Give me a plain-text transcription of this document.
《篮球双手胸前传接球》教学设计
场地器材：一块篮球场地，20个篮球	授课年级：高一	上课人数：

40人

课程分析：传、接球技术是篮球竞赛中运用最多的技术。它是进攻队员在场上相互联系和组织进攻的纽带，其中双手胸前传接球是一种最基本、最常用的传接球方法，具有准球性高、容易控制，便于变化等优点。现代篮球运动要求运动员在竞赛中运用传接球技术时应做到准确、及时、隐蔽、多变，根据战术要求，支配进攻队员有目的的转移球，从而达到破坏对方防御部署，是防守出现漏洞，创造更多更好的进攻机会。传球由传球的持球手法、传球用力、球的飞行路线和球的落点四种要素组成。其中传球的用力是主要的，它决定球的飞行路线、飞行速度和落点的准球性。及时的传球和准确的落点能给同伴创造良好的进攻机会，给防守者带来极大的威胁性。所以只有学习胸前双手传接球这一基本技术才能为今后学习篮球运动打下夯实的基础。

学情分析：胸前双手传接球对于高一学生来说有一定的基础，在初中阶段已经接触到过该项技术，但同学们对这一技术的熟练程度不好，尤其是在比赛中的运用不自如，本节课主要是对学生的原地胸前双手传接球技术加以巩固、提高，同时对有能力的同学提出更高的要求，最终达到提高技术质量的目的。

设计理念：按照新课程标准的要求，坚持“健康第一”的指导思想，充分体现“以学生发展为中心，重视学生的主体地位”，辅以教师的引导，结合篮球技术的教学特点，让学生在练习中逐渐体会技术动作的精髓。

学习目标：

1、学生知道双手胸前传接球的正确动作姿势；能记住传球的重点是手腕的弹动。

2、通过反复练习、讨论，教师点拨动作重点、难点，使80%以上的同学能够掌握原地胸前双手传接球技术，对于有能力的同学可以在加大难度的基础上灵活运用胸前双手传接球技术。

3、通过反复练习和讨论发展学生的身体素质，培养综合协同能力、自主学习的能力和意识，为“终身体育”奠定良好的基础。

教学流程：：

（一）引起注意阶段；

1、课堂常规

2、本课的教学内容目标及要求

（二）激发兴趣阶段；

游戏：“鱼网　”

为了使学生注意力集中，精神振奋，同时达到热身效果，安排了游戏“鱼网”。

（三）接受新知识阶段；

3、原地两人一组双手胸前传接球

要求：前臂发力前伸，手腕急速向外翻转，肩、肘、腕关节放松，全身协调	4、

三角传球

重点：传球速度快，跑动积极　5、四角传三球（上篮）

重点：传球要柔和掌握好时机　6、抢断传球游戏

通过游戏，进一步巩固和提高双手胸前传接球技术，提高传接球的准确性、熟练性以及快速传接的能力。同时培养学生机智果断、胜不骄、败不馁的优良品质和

* **EXERCISE**:
Please output the entries above, every line exactly as it reads.

* **EXERCISE SOLUTION**:
Give me a plain-text transcription of this document.
《篮球双手胸前传接球》教学设计
场地器材：一块篮球场地，20个篮球	授课年级：高一	上课人数：

40人

课程分析：传、接球技术是篮球竞赛中运用最多的技术。它是进攻队员在场上相互联系和组织进攻的纽带，其中双手胸前传接球是一种最基本、最常用的传接球方法，具有准球性高、容易控制，便于变化等优点。现代篮球运动要求运动员在竞赛中运用传接球技术时应做到准确、及时、隐蔽、多变，根据战术要求，支配进攻队员有目的的转移球，从而达到破坏对方防御部署，是防守出现漏洞，创造更多更好的进攻机会。传球由传球的持球手法、传球用力、球的飞行路线和球的落点四种要素组成。其中传球的用力是主要的，它决定球的飞行路线、飞行速度和落点的准球性。及时的传球和准确的落点能给同伴创造良好的进攻机会，给防守者带来极大的威胁性。所以只有学习胸前双手传接球这一基本技术才能为今后学习篮球运动打下夯实的基础。

学情分析：胸前双手传接球对于高一学生来说有一定的基础，在初中阶段已经接触到过该项技术，但同学们对这一技术的熟练程度不好，尤其是在比赛中的运用不自如，本节课主要是对学生的原地胸前双手传接球技术加以巩固、提高，同时对有能力的同学提出更高的要求，最终达到提高技术质量的目的。

设计理念：按照新课程标准的要求，坚持“健康第一”的指导思想，充分体现“以学生发展为中心，重视学生的主体地位”，辅以教师的引导，结合篮球技术的教学特点，让学生在练习中逐渐体会技术动作的精髓。

学习目标：

1、学生知道双手胸前传接球的正确动作姿势；能记住传球的重点是手腕的弹动。

2、通过反复练习、讨论，教师点拨动作重点、难点，使80%以上的同学能够掌握原地胸前双手传接球技术，对于有能力的同学可以在加大难度的基础上灵活运用胸前双手传接球技术。

3、通过反复练习和讨论发展学生的身体素质，培养综合协同能力、自主学习的能力和意识，为“终身体育”奠定良好的基础。

教学流程：：

（一）引起注意阶段；

1、课堂常规

2、本课的教学内容目标及要求

（二）激发兴趣阶段；

游戏：“鱼网　”

为了使学生注意力集中，精神振奋，同时达到热身效果，安排了游戏“鱼网”。

（三）接受新知识阶段；

3、原地两人一组双手胸前传接球

要求：前臂发力前伸，手腕急速向外翻转，肩、肘、腕关节放松，全身协调	4、

三角传球

重点：传球速度快，跑动积极　5、四角传三球（上篮）

重点：传球要柔和掌握好时机　6、抢断传球游戏

通过游戏，进一步巩固和提高双手胸前传接球技术，提高传接球的准确性、熟练性以及快速传接的能力。同时培养学生机智果断、胜不骄、败不馁的优良品质和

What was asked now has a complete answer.